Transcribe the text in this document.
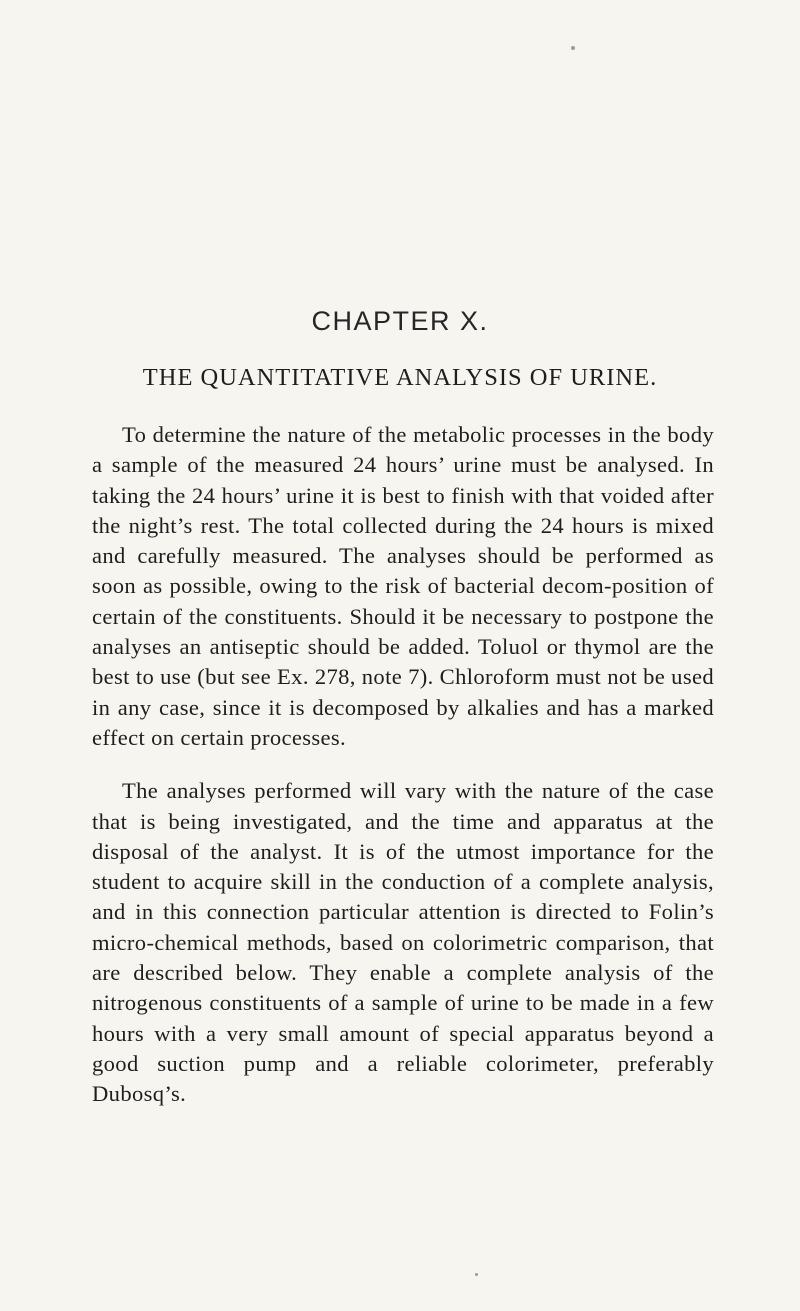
CHAPTER X.
THE QUANTITATIVE ANALYSIS OF URINE.

To determine the nature of the metabolic processes in the body a sample of the measured 24 hours’ urine must be analysed. In taking the 24 hours’ urine it is best to finish with that voided after the night’s rest. The total collected during the 24 hours is mixed and carefully measured. The analyses should be performed as soon as possible, owing to the risk of bacterial decom-position of certain of the constituents. Should it be necessary to postpone the analyses an antiseptic should be added. Toluol or thymol are the best to use (but see Ex. 278, note 7). Chloroform must not be used in any case, since it is decomposed by alkalies and has a marked effect on certain processes.

The analyses performed will vary with the nature of the case that is being investigated, and the time and apparatus at the disposal of the analyst. It is of the utmost importance for the student to acquire skill in the conduction of a complete analysis, and in this connection particular attention is directed to Folin’s micro-chemical methods, based on colorimetric comparison, that are described below. They enable a complete analysis of the nitrogenous constituents of a sample of urine to be made in a few hours with a very small amount of special apparatus beyond a good suction pump and a reliable colorimeter, preferably Dubosq’s.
┄┄┄┄┄┄
Prompt - Scan the lines above for the word "this", then copy each line that has it.

Result -
Transcribe the text in this document.
The analyses performed will vary with the nature of the case that is being investigated, and the time and apparatus at the disposal of the analyst. It is of the utmost importance for the student to acquire skill in the conduction of a complete analysis, and in this connection particular attention is directed to Folin’s micro-chemical methods, based on colorimetric comparison, that are described below. They enable a complete analysis of the nitrogenous constituents of a sample of urine to be made in a few hours with a very small amount of special apparatus beyond a good suction pump and a reliable colorimeter, preferably Dubosq’s.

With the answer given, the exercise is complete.